Stored dataset items:
'''

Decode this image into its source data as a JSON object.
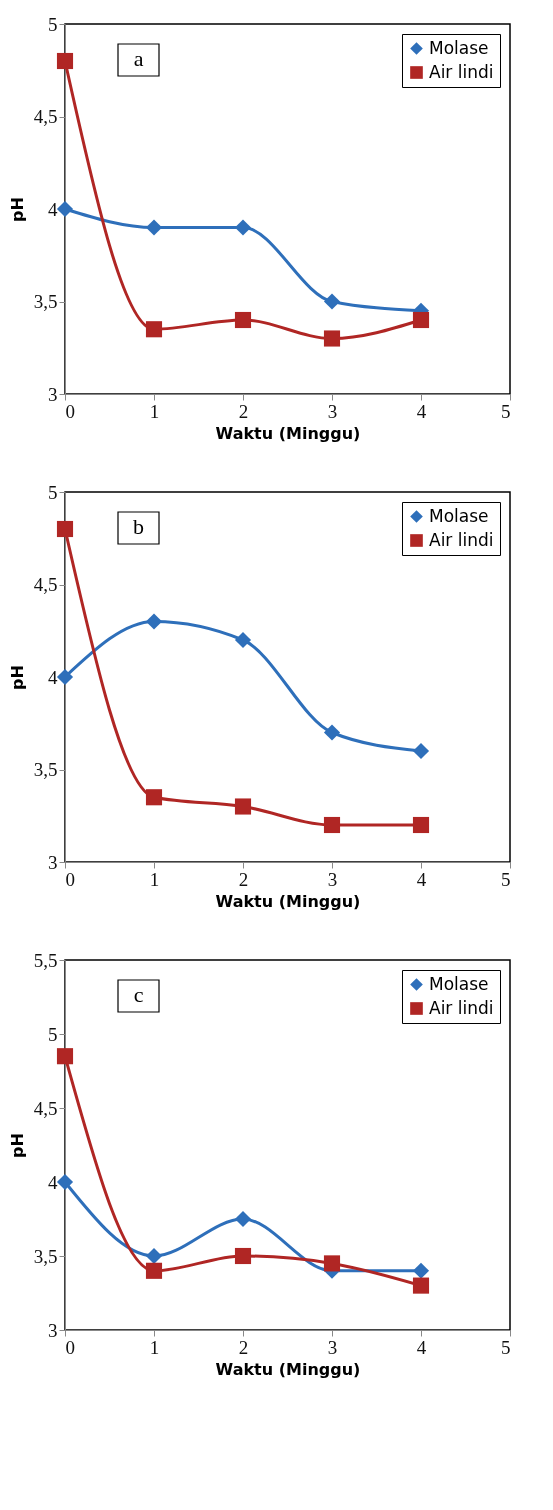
{
  "chart_data": [
    {
      "type": "line",
      "annotations": [
        "a"
      ],
      "xlabel": "Waktu (Minggu)",
      "ylabel": "pH",
      "x": [
        0,
        1,
        2,
        3,
        4
      ],
      "xlim": [
        0,
        5
      ],
      "xticks": [
        0,
        1,
        2,
        3,
        4,
        5
      ],
      "ylim": [
        3,
        5
      ],
      "yticks": [
        3,
        {
          "value": 3.5,
          "label": "3,5"
        },
        4,
        {
          "value": 4.5,
          "label": "4,5"
        },
        5
      ],
      "grid": false,
      "legend": "top right",
      "line_style": "solid",
      "series": [
        {
          "name": "Molase",
          "color": "#2e6fba",
          "marker": "diamond",
          "values": [
            4.0,
            3.9,
            3.9,
            3.5,
            3.45
          ]
        },
        {
          "name": "Air lindi",
          "color": "#b02624",
          "marker": "square",
          "values": [
            4.8,
            3.35,
            3.4,
            3.3,
            3.4
          ]
        }
      ]
    },
    {
      "type": "line",
      "annotations": [
        "b"
      ],
      "xlabel": "Waktu (Minggu)",
      "ylabel": "pH",
      "x": [
        0,
        1,
        2,
        3,
        4
      ],
      "xlim": [
        0,
        5
      ],
      "xticks": [
        0,
        1,
        2,
        3,
        4,
        5
      ],
      "ylim": [
        3,
        5
      ],
      "yticks": [
        3,
        {
          "value": 3.5,
          "label": "3,5"
        },
        4,
        {
          "value": 4.5,
          "label": "4,5"
        },
        5
      ],
      "grid": false,
      "legend": "top right",
      "line_style": "solid",
      "series": [
        {
          "name": "Molase",
          "color": "#2e6fba",
          "marker": "diamond",
          "values": [
            4.0,
            4.3,
            4.2,
            3.7,
            3.6
          ]
        },
        {
          "name": "Air lindi",
          "color": "#b02624",
          "marker": "square",
          "values": [
            4.8,
            3.35,
            3.3,
            3.2,
            3.2
          ]
        }
      ]
    },
    {
      "type": "line",
      "annotations": [
        "c"
      ],
      "xlabel": "Waktu (Minggu)",
      "ylabel": "pH",
      "x": [
        0,
        1,
        2,
        3,
        4
      ],
      "xlim": [
        0,
        5
      ],
      "xticks": [
        0,
        1,
        2,
        3,
        4,
        5
      ],
      "ylim": [
        3,
        5.5
      ],
      "yticks": [
        3,
        {
          "value": 3.5,
          "label": "3,5"
        },
        4,
        {
          "value": 4.5,
          "label": "4,5"
        },
        5,
        {
          "value": 5.5,
          "label": "5,5"
        }
      ],
      "grid": false,
      "legend": "top right",
      "line_style": "solid",
      "series": [
        {
          "name": "Molase",
          "color": "#2e6fba",
          "marker": "diamond",
          "values": [
            4.0,
            3.5,
            3.75,
            3.4,
            3.4
          ]
        },
        {
          "name": "Air lindi",
          "color": "#b02624",
          "marker": "square",
          "values": [
            4.85,
            3.4,
            3.5,
            3.45,
            3.3
          ]
        }
      ]
    }
  ]
}
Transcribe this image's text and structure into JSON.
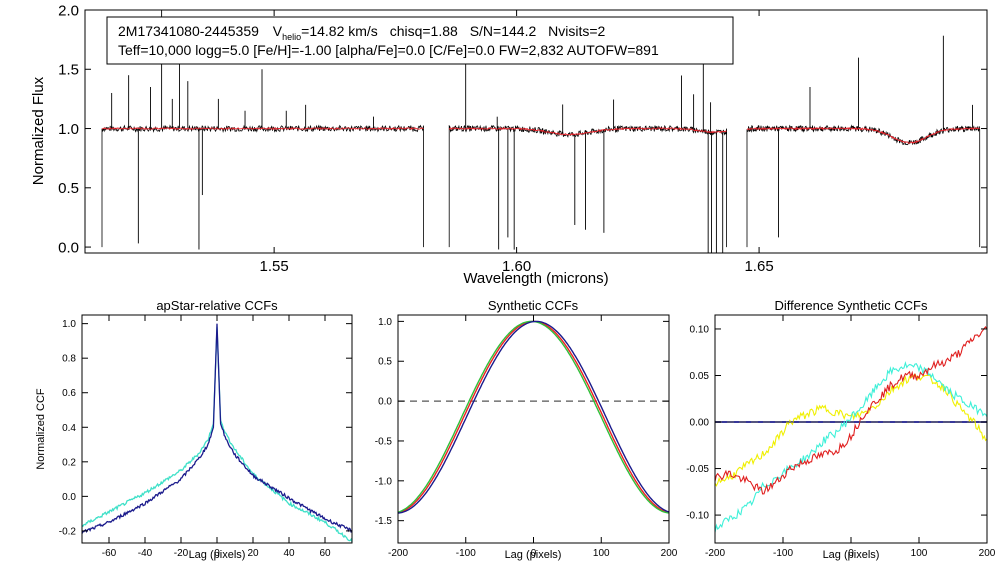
{
  "chart_data": [
    {
      "type": "line",
      "id": "spectrum",
      "info_line1": {
        "star": "2M17341080-2445359",
        "v_prefix": "V",
        "v_sub": "helio",
        "v_value": "=14.82 km/s",
        "chisq": "chisq=1.88",
        "sn": "S/N=144.2",
        "nvisits": "Nvisits=2"
      },
      "info_line2": "Teff=10,000 logg=5.0 [Fe/H]=-1.00 [alpha/Fe]=0.0 [C/Fe]=0.0 FW=2,832 AUTOFW=891",
      "xlabel": "Wavelength (microns)",
      "ylabel": "Normalized Flux",
      "xlim": [
        1.511,
        1.697
      ],
      "ylim": [
        -0.05,
        2.0
      ],
      "xticks": [
        "1.55",
        "1.60",
        "1.65"
      ],
      "xtick_values": [
        1.55,
        1.6,
        1.65
      ],
      "yticks": [
        "0.0",
        "0.5",
        "1.0",
        "1.5",
        "2.0"
      ],
      "ytick_values": [
        0.0,
        0.5,
        1.0,
        1.5,
        2.0
      ],
      "chips": [
        [
          1.5145,
          1.5808
        ],
        [
          1.5861,
          1.6433
        ],
        [
          1.6475,
          1.6955
        ]
      ],
      "dips": [
        {
          "x": 1.522,
          "depth": 0.95
        },
        {
          "x": 1.5345,
          "depth": 1.0
        },
        {
          "x": 1.5352,
          "depth": 0.55
        },
        {
          "x": 1.5963,
          "depth": 1.0
        },
        {
          "x": 1.5982,
          "depth": 0.9
        },
        {
          "x": 1.5995,
          "depth": 1.0
        },
        {
          "x": 1.612,
          "depth": 0.75
        },
        {
          "x": 1.6142,
          "depth": 0.8
        },
        {
          "x": 1.618,
          "depth": 0.85
        },
        {
          "x": 1.6395,
          "depth": 1.0
        },
        {
          "x": 1.6402,
          "depth": 1.0
        },
        {
          "x": 1.6412,
          "depth": 1.0
        },
        {
          "x": 1.6425,
          "depth": 1.0
        },
        {
          "x": 1.654,
          "depth": 0.9
        }
      ],
      "spikes": [
        {
          "x": 1.5165,
          "h": 0.3
        },
        {
          "x": 1.52,
          "h": 0.45
        },
        {
          "x": 1.5245,
          "h": 0.35
        },
        {
          "x": 1.5268,
          "h": 1.0
        },
        {
          "x": 1.529,
          "h": 0.25
        },
        {
          "x": 1.5305,
          "h": 0.55
        },
        {
          "x": 1.5322,
          "h": 0.4
        },
        {
          "x": 1.5385,
          "h": 0.25
        },
        {
          "x": 1.544,
          "h": 0.15
        },
        {
          "x": 1.5475,
          "h": 0.5
        },
        {
          "x": 1.5525,
          "h": 0.15
        },
        {
          "x": 1.5565,
          "h": 0.2
        },
        {
          "x": 1.5705,
          "h": 0.1
        },
        {
          "x": 1.5895,
          "h": 0.6
        },
        {
          "x": 1.596,
          "h": 0.1
        },
        {
          "x": 1.6095,
          "h": 0.25
        },
        {
          "x": 1.62,
          "h": 0.25
        },
        {
          "x": 1.634,
          "h": 0.45
        },
        {
          "x": 1.6365,
          "h": 0.3
        },
        {
          "x": 1.6385,
          "h": 0.6
        },
        {
          "x": 1.64,
          "h": 0.25
        },
        {
          "x": 1.6605,
          "h": 0.35
        },
        {
          "x": 1.6705,
          "h": 0.6
        },
        {
          "x": 1.688,
          "h": 0.8
        },
        {
          "x": 1.694,
          "h": 0.2
        }
      ],
      "features": [
        {
          "x": 1.611,
          "width": 0.006,
          "depth": 0.05
        },
        {
          "x": 1.641,
          "width": 0.0045,
          "depth": 0.03
        },
        {
          "x": 1.681,
          "width": 0.005,
          "depth": 0.12
        }
      ],
      "series": [
        {
          "name": "observed",
          "color": "#000000"
        },
        {
          "name": "model",
          "color": "#e8242c"
        }
      ]
    },
    {
      "type": "line",
      "id": "apstar_ccf",
      "title": "apStar-relative CCFs",
      "xlabel": "Lag (pixels)",
      "ylabel": "Normalized CCF",
      "xlim": [
        -75,
        75
      ],
      "ylim": [
        -0.27,
        1.05
      ],
      "xticks": [
        "-60",
        "-40",
        "-20",
        "0",
        "20",
        "40",
        "60"
      ],
      "xtick_values": [
        -60,
        -40,
        -20,
        0,
        20,
        40,
        60
      ],
      "yticks": [
        "-0.2",
        "0.0",
        "0.2",
        "0.4",
        "0.6",
        "0.8",
        "1.0"
      ],
      "ytick_values": [
        -0.2,
        0.0,
        0.2,
        0.4,
        0.6,
        0.8,
        1.0
      ],
      "series": [
        {
          "name": "visit 1",
          "color": "#1b1b8c",
          "x": [
            -75,
            -60,
            -40,
            -20,
            -10,
            -5,
            -2,
            0,
            2,
            5,
            10,
            20,
            40,
            60,
            75
          ],
          "y": [
            -0.21,
            -0.15,
            -0.04,
            0.1,
            0.22,
            0.3,
            0.4,
            1.0,
            0.42,
            0.33,
            0.24,
            0.12,
            -0.01,
            -0.13,
            -0.2
          ]
        },
        {
          "name": "visit 2",
          "color": "#3fe0c8",
          "x": [
            -75,
            -60,
            -40,
            -20,
            -10,
            -5,
            -2,
            0,
            2,
            5,
            10,
            20,
            40,
            60,
            75
          ],
          "y": [
            -0.17,
            -0.09,
            0.02,
            0.15,
            0.25,
            0.33,
            0.42,
            0.98,
            0.44,
            0.36,
            0.27,
            0.13,
            -0.04,
            -0.15,
            -0.26
          ]
        }
      ]
    },
    {
      "type": "line",
      "id": "synthetic_ccf",
      "title": "Synthetic CCFs",
      "xlabel": "Lag (pixels)",
      "xlim": [
        -200,
        200
      ],
      "ylim": [
        -1.78,
        1.08
      ],
      "xticks": [
        "-200",
        "-100",
        "0",
        "100",
        "200"
      ],
      "xtick_values": [
        -200,
        -100,
        0,
        100,
        200
      ],
      "yticks": [
        "-1.5",
        "-1.0",
        "-0.5",
        "0.0",
        "0.5",
        "1.0"
      ],
      "ytick_values": [
        -1.5,
        -1.0,
        -0.5,
        0.0,
        0.5,
        1.0
      ],
      "reference_y": 0.0,
      "series": [
        {
          "name": "synthetic 1",
          "color": "#ee2020",
          "shift": 0
        },
        {
          "name": "synthetic 2",
          "color": "#2fbf3a",
          "shift": -3
        },
        {
          "name": "synthetic 3",
          "color": "#1b1b8c",
          "shift": 4
        }
      ]
    },
    {
      "type": "line",
      "id": "difference_ccf",
      "title": "Difference Synthetic CCFs",
      "xlabel": "Lag (pixels)",
      "xlim": [
        -200,
        200
      ],
      "ylim": [
        -0.13,
        0.115
      ],
      "xticks": [
        "-200",
        "-100",
        "0",
        "100",
        "200"
      ],
      "xtick_values": [
        -200,
        -100,
        0,
        100,
        200
      ],
      "yticks": [
        "-0.10",
        "-0.05",
        "0.00",
        "0.05",
        "0.10"
      ],
      "ytick_values": [
        -0.1,
        -0.05,
        0.0,
        0.05,
        0.1
      ],
      "reference_y": 0.0,
      "series": [
        {
          "name": "red",
          "color": "#e02020",
          "x": [
            -200,
            -180,
            -150,
            -130,
            -110,
            -90,
            -60,
            -40,
            -20,
            0,
            20,
            40,
            60,
            80,
            100,
            120,
            140,
            160,
            180,
            200
          ],
          "y": [
            -0.06,
            -0.055,
            -0.065,
            -0.075,
            -0.065,
            -0.05,
            -0.04,
            -0.035,
            -0.03,
            -0.015,
            0.01,
            0.025,
            0.04,
            0.05,
            0.05,
            0.06,
            0.065,
            0.075,
            0.09,
            0.1
          ]
        },
        {
          "name": "yellow",
          "color": "#f0f000",
          "x": [
            -200,
            -180,
            -150,
            -130,
            -110,
            -90,
            -60,
            -40,
            -20,
            0,
            20,
            40,
            60,
            80,
            100,
            120,
            140,
            160,
            180,
            200
          ],
          "y": [
            -0.065,
            -0.06,
            -0.045,
            -0.035,
            -0.02,
            0.0,
            0.01,
            0.015,
            0.01,
            0.005,
            0.01,
            0.02,
            0.035,
            0.045,
            0.05,
            0.045,
            0.035,
            0.015,
            0.0,
            -0.02
          ]
        },
        {
          "name": "cyan",
          "color": "#3ef0d8",
          "x": [
            -200,
            -180,
            -150,
            -130,
            -110,
            -90,
            -60,
            -40,
            -20,
            0,
            20,
            40,
            60,
            80,
            100,
            120,
            140,
            160,
            180,
            200
          ],
          "y": [
            -0.115,
            -0.105,
            -0.09,
            -0.07,
            -0.06,
            -0.05,
            -0.035,
            -0.02,
            -0.01,
            0.005,
            0.02,
            0.04,
            0.055,
            0.06,
            0.058,
            0.05,
            0.035,
            0.025,
            0.015,
            0.01
          ]
        },
        {
          "name": "reference",
          "color": "#1b1b8c",
          "x": [
            -200,
            200
          ],
          "y": [
            0.0,
            0.0
          ]
        }
      ]
    }
  ]
}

'''

(What the exercise asks): Identify the lines that hold the word "CCFs". Copy every one of them.

(Answer to the exercise):
      "title": "apStar-relative CCFs",
      "title": "Synthetic CCFs",
      "title": "Difference Synthetic CCFs",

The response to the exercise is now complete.